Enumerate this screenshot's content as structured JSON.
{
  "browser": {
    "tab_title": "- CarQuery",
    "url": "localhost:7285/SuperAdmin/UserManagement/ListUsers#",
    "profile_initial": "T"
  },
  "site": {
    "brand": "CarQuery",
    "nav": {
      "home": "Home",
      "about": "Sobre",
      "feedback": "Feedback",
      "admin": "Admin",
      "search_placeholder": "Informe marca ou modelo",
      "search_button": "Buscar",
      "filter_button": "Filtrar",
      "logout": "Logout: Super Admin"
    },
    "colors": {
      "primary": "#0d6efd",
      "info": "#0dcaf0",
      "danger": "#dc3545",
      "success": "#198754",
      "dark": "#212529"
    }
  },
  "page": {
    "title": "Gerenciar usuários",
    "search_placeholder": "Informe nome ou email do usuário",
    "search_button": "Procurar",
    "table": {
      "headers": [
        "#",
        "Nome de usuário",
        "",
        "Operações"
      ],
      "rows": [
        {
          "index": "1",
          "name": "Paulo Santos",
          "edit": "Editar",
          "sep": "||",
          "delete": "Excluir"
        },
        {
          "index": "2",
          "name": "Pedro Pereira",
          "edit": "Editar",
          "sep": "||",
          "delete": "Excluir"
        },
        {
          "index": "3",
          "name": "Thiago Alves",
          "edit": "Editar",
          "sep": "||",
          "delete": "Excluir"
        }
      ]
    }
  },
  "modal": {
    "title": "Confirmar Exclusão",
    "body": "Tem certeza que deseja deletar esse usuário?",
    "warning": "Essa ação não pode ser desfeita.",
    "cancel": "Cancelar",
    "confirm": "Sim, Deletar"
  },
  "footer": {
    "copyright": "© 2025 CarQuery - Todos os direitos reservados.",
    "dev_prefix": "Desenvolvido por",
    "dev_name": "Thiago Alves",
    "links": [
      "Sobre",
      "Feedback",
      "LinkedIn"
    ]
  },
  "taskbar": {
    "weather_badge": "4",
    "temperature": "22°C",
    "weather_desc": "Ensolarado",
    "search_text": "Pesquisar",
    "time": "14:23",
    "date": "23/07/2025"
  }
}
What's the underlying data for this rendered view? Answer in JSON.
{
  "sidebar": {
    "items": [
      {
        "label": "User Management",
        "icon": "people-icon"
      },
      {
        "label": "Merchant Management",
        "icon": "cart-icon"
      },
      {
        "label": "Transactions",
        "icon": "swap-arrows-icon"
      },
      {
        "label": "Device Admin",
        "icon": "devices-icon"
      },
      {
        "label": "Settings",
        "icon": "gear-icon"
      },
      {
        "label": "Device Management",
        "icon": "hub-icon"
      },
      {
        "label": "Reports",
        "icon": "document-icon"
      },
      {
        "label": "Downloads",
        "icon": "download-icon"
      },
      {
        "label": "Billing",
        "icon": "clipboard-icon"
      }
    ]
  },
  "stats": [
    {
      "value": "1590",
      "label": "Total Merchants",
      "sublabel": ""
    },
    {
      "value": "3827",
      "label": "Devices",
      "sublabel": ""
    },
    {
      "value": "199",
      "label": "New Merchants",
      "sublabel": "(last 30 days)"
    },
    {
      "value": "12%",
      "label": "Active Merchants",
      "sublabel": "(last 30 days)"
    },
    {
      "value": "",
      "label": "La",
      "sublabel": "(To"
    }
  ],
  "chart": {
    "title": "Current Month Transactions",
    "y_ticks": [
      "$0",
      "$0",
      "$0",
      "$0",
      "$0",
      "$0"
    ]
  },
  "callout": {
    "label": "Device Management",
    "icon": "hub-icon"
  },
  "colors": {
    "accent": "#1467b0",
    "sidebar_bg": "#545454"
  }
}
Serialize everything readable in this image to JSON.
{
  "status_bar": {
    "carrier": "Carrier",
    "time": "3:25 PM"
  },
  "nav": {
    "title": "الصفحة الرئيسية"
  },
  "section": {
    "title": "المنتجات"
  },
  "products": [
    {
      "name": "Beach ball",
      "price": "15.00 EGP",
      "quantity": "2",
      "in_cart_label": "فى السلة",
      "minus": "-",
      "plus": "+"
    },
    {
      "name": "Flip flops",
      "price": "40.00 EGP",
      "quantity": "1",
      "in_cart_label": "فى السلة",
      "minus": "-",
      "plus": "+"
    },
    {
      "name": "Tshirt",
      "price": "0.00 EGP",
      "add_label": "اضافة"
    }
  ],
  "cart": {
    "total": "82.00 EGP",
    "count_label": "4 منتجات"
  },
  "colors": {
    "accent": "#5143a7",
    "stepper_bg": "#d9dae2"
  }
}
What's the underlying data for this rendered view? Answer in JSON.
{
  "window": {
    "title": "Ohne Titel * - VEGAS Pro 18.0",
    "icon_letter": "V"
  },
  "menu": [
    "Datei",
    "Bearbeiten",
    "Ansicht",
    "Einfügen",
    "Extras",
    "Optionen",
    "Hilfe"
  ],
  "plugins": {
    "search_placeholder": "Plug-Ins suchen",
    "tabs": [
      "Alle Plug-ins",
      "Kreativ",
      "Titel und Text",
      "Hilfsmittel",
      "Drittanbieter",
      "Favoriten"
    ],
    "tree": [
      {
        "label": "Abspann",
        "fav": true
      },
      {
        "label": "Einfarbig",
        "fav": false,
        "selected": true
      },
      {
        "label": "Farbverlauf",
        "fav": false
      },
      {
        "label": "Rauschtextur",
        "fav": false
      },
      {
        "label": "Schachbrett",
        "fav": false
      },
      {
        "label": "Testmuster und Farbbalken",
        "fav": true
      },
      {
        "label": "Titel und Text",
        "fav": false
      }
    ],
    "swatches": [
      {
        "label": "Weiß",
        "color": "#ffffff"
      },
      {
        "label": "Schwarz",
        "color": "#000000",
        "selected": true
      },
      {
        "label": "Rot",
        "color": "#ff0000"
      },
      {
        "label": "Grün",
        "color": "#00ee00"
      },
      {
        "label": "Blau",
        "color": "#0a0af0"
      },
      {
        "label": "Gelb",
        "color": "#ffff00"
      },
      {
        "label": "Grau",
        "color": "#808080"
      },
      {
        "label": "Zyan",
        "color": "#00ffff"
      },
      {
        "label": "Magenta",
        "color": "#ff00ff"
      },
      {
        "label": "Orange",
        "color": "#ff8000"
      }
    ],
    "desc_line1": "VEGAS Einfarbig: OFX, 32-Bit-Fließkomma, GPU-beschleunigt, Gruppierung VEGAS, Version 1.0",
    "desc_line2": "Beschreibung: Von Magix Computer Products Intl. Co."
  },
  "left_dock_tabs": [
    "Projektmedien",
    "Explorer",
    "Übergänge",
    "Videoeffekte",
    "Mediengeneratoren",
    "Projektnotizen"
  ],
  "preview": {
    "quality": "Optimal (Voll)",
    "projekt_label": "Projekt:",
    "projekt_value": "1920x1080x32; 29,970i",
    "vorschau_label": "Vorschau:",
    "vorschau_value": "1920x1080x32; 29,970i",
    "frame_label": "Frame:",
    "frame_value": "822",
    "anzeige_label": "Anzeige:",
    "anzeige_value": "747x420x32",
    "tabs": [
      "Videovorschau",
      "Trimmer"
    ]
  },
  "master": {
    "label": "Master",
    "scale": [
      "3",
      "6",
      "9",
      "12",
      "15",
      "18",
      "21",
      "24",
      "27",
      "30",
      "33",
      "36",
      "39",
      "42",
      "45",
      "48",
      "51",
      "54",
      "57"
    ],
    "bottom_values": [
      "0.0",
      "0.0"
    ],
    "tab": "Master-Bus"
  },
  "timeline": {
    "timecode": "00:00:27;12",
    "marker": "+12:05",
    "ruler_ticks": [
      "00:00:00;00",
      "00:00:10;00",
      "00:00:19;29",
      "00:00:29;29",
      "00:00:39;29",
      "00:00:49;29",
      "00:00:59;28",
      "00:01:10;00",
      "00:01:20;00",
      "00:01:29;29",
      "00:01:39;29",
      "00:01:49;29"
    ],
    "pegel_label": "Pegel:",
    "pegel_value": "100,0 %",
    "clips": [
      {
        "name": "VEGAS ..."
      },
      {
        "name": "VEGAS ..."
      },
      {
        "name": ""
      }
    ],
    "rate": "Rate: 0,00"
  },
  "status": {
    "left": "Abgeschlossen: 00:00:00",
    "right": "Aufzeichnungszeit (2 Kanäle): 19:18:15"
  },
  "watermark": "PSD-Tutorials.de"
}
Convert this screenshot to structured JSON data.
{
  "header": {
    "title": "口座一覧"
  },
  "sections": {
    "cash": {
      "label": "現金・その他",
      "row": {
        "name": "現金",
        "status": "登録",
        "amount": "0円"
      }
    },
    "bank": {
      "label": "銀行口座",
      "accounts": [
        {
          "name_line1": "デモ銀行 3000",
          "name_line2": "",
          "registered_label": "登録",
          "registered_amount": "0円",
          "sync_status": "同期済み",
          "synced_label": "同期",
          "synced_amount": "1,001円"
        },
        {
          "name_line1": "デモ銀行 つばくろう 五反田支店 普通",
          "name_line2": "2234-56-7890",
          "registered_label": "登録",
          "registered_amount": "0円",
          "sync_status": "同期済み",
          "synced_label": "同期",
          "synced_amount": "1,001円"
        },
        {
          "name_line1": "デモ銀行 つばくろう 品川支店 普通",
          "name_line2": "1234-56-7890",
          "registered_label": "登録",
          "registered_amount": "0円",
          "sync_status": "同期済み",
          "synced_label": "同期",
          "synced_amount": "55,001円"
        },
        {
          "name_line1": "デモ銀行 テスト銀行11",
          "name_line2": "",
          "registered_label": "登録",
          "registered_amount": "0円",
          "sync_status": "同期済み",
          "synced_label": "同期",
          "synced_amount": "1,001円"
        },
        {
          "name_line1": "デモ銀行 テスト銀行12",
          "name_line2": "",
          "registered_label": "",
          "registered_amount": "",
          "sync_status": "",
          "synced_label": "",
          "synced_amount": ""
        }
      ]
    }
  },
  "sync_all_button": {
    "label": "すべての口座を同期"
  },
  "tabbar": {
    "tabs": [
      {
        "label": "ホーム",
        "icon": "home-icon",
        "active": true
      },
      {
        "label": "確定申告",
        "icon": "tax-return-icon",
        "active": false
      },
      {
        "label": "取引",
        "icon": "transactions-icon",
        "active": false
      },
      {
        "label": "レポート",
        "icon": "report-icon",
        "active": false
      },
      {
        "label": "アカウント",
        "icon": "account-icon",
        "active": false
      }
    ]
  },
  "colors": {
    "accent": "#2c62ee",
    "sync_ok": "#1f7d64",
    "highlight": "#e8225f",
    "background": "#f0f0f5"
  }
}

···

→ **Instructions to follow**: Examine the listing and say how many of its lines contain the string "accent". Give the number alone.

→ **Expected answer**: 3